**GIVEN PROBLEM**
Retype the records below exactly as they appear.

========================

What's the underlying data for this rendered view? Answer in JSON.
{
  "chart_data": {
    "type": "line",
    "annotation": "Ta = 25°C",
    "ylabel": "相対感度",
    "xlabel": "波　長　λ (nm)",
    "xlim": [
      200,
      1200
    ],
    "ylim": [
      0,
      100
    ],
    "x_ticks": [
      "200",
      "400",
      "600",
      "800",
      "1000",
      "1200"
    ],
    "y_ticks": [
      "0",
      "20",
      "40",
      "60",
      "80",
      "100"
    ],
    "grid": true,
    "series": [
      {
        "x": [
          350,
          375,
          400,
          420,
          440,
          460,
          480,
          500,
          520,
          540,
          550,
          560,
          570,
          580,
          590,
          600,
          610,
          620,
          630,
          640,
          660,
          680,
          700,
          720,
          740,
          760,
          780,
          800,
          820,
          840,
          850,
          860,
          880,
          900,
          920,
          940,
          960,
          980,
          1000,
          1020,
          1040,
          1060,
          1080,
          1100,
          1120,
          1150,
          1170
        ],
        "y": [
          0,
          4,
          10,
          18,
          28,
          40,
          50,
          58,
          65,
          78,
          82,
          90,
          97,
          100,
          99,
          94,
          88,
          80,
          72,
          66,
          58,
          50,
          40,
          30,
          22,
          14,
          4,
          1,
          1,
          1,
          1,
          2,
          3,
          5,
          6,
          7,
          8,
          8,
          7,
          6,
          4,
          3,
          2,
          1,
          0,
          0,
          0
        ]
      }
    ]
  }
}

========================

**SOLUTION**
What's the underlying data for this rendered view? Answer in JSON.
{
  "chart_data": {
    "type": "line",
    "annotation": "Ta = 25°C",
    "ylabel": "相対感度",
    "xlabel": "波　長　λ (nm)",
    "xlim": [
      200,
      1200
    ],
    "ylim": [
      0,
      100
    ],
    "x_ticks": [
      "200",
      "400",
      "600",
      "800",
      "1000",
      "1200"
    ],
    "y_ticks": [
      "0",
      "20",
      "40",
      "60",
      "80",
      "100"
    ],
    "grid": true,
    "series": [
      {
        "x": [
          350,
          375,
          400,
          420,
          440,
          460,
          480,
          500,
          520,
          540,
          550,
          560,
          570,
          580,
          590,
          600,
          610,
          620,
          630,
          640,
          660,
          680,
          700,
          720,
          740,
          760,
          780,
          800,
          820,
          840,
          850,
          860,
          880,
          900,
          920,
          940,
          960,
          980,
          1000,
          1020,
          1040,
          1060,
          1080,
          1100,
          1120,
          1150,
          1170
        ],
        "y": [
          0,
          4,
          10,
          18,
          28,
          40,
          50,
          58,
          65,
          78,
          82,
          90,
          97,
          100,
          99,
          94,
          88,
          80,
          72,
          66,
          58,
          50,
          40,
          30,
          22,
          14,
          4,
          1,
          1,
          1,
          1,
          2,
          3,
          5,
          6,
          7,
          8,
          8,
          7,
          6,
          4,
          3,
          2,
          1,
          0,
          0,
          0
        ]
      }
    ]
  }
}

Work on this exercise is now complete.